* _Extract provided_
| Command | Rules out | How to read it |
|---|---|---|
| ping -c 4 8.8.8.8 | Internet reachable? | If yes, L1-L3 to the internet is fine. Move to DNS / app layer. |
| ping -c 4 google.com | DNS working? | IP ping works but name doesn't → resolver/DNS issue. Check /etc/resolv.conf and `dig`. |
| mtr -rwzbc 50 <dst> | Where's the loss? | Look for consistent loss starting at a hop — that's the culprit. Loss at one hop only often = ICMP rate-limit, ignore. |
| nc -zv <host> <port> | Port open from here? | Connection refused = service down. Timeout = firewall. No route = routing issue. |
| curl -v https://host | Full HTTP transaction | Times every phase: DNS, connect, TLS, server. Add `-w '@curl-format.txt'` for detailed timing. |
| dig +trace example.com | DNS delegation chain | Walks root → TLD → authoritative. Shows exactly where resolution breaks. |
| ss -s | Socket summary | Conntrack full or TIME_WAIT explosion? You'll see it here in seconds. |
Symptom → root cause
| Symptom | Usual cause | What to do |
|---|---|---|
| Intermittent timeouts | Packet loss or session limits | Run `mtr` for 5+ minutes. Check conntrack table size and NIC error counters. |
| Slow but works | MTU, congestion or DNS | Try `ping -M do -s 1472 <dst>`. If fragmentation needed = MTU issue. Check DNS with `dig +stats`. |
| DNS resolves wrong IP | Stale cache or split-horizon | `systemd-resolve --flush-caches` or `resolvectl flush-caches`. Compare `dig @1.1.1.1` vs `dig @local`. |
| TLS handshake fails | Cert, SNI or TLS version | `openssl s_client -connect host:443 -servername host`. Check expiry, chain and accepted protocols. |
| Connection reset by peer | Firewall or app crash | RST mid-flow = something killed the session. Check stateful firewall idle timeouts and app-side OOM. |
| Asymmetric / one-way traffic | Routing + stateful FW | Reply path takes a different firewall that has no session state → drop. Use `ip r get` from both ends. |
| Works locally, fails remotely | MTU, path MTU discovery | ICMP fragmentation-needed blocked somewhere. Lower MSS or enable PMTUD properly. |
Run a real NOC instead of guessing
NOC-in-a-Box is a Docker-Compose stack with Prometheus, Grafana, Alertmanager, blackbox-exporter and synthetic checks already wired up — so you see packet loss, latency drift and DNS slowness before tickets land. Part of the pingtraceSSH Arsenal.
→ Get NOC-in-a-Box// free download
Get the Network Engineer Starter Pack
A printable 5-page PDF: first-60-seconds triage, modern Linux network commands, BGP show commands & path-selection order, and a symptom → root-cause map. Free, no fluff.

* _Dataset extract_
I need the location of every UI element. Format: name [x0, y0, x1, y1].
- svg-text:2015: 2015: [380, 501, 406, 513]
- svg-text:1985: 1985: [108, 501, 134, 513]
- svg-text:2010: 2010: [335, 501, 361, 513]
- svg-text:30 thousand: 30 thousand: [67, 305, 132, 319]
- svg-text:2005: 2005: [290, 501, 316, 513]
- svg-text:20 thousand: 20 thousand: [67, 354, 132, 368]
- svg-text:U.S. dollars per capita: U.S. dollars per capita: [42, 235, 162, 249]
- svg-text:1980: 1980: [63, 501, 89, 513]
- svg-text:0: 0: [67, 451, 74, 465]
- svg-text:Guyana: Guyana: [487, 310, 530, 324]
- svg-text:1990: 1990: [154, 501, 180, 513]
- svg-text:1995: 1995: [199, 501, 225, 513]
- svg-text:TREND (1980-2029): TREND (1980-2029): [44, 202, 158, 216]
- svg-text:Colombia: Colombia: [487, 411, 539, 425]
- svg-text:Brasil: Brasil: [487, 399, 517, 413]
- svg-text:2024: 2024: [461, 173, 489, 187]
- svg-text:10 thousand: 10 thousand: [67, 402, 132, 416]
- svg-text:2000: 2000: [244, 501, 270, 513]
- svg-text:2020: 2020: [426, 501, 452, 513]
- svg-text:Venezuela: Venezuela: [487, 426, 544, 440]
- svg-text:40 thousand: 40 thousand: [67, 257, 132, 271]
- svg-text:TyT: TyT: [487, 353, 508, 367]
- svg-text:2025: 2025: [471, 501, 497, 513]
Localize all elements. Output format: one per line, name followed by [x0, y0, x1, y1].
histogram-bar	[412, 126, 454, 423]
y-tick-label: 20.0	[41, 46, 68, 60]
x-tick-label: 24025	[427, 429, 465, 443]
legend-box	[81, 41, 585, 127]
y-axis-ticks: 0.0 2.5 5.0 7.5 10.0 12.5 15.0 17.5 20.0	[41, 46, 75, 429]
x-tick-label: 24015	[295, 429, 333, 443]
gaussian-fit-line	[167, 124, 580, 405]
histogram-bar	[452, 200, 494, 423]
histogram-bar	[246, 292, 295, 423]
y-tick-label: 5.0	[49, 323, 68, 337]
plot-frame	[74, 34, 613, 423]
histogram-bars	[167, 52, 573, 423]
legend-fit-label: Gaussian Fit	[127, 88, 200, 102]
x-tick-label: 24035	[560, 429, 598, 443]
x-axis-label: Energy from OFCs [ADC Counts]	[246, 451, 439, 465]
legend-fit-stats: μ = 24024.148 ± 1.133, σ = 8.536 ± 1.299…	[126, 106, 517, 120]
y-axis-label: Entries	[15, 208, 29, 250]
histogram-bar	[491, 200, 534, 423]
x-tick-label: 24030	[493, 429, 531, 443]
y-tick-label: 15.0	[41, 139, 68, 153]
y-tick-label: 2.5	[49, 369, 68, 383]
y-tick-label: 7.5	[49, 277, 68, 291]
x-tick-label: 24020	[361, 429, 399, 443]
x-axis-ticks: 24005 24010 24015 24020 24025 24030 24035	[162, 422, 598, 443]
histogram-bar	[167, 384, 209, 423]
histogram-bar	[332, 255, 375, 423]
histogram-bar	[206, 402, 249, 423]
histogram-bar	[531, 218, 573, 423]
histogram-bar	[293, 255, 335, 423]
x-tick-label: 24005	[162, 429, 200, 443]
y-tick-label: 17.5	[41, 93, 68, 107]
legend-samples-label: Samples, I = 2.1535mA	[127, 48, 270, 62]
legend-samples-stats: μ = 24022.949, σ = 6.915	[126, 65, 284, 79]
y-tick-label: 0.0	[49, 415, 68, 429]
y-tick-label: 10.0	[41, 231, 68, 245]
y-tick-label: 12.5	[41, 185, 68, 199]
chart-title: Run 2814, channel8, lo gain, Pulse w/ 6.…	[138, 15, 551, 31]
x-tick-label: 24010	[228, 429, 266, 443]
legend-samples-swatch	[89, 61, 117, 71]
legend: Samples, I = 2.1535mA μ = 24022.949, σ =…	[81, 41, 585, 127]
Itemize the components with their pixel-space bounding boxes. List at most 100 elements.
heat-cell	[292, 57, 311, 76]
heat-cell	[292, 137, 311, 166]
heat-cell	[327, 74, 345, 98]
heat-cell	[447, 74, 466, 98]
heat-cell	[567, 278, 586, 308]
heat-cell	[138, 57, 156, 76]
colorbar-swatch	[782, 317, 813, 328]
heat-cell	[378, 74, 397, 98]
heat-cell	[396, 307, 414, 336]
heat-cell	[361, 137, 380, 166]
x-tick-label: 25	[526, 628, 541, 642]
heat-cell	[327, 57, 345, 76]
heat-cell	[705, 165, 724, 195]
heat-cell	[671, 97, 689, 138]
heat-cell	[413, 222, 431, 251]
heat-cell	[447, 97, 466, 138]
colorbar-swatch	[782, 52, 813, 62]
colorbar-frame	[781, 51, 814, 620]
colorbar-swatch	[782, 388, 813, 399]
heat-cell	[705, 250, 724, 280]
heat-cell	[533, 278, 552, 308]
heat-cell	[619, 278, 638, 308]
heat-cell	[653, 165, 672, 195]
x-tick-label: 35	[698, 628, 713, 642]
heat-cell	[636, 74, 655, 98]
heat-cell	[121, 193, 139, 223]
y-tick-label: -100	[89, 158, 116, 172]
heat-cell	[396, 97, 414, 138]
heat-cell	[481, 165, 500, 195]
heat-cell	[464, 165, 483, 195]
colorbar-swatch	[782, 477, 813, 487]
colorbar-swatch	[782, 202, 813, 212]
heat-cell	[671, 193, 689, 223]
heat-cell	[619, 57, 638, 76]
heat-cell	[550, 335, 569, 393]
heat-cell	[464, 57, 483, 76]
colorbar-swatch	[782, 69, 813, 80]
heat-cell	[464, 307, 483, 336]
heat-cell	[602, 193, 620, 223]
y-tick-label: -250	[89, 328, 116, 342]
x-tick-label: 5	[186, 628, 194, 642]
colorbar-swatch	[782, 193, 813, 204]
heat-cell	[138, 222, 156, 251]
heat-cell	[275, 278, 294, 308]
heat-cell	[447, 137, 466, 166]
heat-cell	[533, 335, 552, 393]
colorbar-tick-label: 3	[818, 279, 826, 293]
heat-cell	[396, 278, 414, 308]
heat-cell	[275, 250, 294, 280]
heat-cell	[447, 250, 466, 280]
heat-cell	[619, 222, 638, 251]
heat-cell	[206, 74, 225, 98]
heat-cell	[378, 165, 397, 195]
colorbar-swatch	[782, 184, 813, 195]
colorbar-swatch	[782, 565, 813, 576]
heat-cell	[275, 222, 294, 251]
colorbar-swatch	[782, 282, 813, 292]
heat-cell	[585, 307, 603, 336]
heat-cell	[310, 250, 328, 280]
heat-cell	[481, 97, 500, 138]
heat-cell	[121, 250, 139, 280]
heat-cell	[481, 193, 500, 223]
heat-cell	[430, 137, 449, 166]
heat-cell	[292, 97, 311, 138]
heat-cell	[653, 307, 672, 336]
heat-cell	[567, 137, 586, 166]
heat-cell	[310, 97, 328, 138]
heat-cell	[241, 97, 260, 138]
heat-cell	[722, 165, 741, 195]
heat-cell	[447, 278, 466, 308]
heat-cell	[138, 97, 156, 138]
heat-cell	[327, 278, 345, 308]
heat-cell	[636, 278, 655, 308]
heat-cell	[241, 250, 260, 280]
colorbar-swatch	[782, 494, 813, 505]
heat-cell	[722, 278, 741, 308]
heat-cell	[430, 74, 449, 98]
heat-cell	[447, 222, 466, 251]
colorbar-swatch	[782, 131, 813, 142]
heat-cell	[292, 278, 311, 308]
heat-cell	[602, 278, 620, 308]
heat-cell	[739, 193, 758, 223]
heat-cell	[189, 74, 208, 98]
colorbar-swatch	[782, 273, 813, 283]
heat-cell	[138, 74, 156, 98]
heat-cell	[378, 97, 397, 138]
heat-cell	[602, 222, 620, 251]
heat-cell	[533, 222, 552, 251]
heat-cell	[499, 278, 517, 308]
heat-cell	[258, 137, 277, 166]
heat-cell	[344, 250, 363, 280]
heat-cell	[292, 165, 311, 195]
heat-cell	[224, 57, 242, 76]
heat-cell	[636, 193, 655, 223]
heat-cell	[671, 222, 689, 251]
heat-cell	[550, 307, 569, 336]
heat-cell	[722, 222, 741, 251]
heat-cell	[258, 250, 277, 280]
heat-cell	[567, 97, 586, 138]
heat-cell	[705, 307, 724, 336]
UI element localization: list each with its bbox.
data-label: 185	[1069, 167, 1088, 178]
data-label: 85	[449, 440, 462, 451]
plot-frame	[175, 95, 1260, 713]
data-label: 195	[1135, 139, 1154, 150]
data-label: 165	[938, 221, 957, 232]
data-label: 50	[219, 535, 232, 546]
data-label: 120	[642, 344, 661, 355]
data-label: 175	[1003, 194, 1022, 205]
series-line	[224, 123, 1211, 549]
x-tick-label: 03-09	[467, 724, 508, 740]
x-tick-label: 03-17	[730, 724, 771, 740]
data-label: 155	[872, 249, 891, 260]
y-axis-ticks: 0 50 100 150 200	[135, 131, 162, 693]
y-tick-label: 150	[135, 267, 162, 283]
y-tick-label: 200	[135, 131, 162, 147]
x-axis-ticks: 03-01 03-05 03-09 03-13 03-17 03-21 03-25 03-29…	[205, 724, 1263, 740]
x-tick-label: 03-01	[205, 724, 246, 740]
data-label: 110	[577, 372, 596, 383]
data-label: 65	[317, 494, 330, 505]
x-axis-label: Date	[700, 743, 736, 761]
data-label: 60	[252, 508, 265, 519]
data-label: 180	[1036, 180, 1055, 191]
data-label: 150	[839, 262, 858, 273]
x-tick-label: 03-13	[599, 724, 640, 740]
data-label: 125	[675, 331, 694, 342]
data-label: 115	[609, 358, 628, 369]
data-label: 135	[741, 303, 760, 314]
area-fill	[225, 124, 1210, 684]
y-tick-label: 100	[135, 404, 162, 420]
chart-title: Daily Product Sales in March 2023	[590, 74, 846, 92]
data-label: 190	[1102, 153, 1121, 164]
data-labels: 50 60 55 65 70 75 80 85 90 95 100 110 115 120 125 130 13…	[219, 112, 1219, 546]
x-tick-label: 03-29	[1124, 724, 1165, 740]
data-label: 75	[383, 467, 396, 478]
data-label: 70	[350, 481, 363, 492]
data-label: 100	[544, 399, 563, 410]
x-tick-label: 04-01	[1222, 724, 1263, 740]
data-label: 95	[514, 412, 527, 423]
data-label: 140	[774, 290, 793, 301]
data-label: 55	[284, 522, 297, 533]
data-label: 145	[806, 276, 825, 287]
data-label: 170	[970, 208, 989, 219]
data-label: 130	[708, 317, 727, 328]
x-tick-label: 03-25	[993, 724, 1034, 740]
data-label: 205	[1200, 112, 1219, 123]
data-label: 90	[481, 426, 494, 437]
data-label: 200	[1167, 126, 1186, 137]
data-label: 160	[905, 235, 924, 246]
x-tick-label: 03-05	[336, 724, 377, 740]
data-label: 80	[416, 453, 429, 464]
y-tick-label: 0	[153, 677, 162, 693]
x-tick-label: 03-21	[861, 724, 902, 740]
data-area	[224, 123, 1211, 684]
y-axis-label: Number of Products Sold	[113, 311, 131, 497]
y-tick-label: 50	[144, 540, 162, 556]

* _Work instructions_
a. In the network troubleshooting cheat sheet, what does a timeout mean when you run nc -zv against a host and port?
b. Say whether each statement agrees with the network troubleshooting cheat sheet. Answer yes or no, and quote the words that decide it.
(i) Loss that shows up at only one hop in mtr can usually be ignored.
(ii) A "Connection refused" result from nc points to a firewall.
(iii) The Network Engineer Starter Pack is a ten-page PDF.
c. Carry the network troubleshooting cheat sheet on from its last sentence.
The entries aren't needed for anything here.

* _Activity answers_
a. A timeout means a firewall is the cause.

b.
(i) Yes: "Loss at one hop only often = ICMP rate-limit, ignore."
(ii) No: "Connection refused = service down."
(iii) No: "A printable 5-page PDF"

c.
FAQ
- What's the order I should troubleshoot network issues in?
- Bottom-up: physical link → switching/ARP → routing → transport/firewall → DNS → application. Each layer depends on the one below. Most engineers waste hours debugging L7 when the real problem is a flapping interface or a full conntrack table.
- Ping works but my app can't connect — what's wrong?
- ICMP and TCP go through different code paths in firewalls. Use `nc -zv host port` or `curl -v` against the actual port. Common causes: stateful firewall blocking the port, application not listening on the right interface, or SELinux/AppArmor denying the bind.
- How do I find packet loss between me and a remote host?
- Use `mtr -rwzbc 100 <host>` — it sends 100 probes and reports per-hop loss + latency. Look for the first hop with consistent loss; that's your problem. Loss at a single intermediate hop only (with no loss after) is usually ICMP rate-limiting on that router, not real loss.
- What does 'no route to host' mean?
- The kernel has no route that matches the destination. Run `ip r get <destination>` to see what route would be used. Either you're missing a route, a gateway is down, or your interface is in a state that disqualifies it (no carrier, no IP).
- Why does my connection work for a while then drop?
- Three usual suspects: stateful firewall idle timeout (often 1 hour for TCP), conntrack table filling up (`cat /proc/sys/net/netfilter/nf_conntrack_count`), or TCP keepalive disabled while a NAT in the path drops idle sessions. Enable keepalive on the app or lower its interval.
- What's the fastest way to know if it's DNS?
- Ping the destination by IP. If IP works and name doesn't, it's DNS. Then `dig name` against your resolver and against `1.1.1.1` to isolate local vs upstream. `dig +trace` walks the delegation chain when something deeper is broken.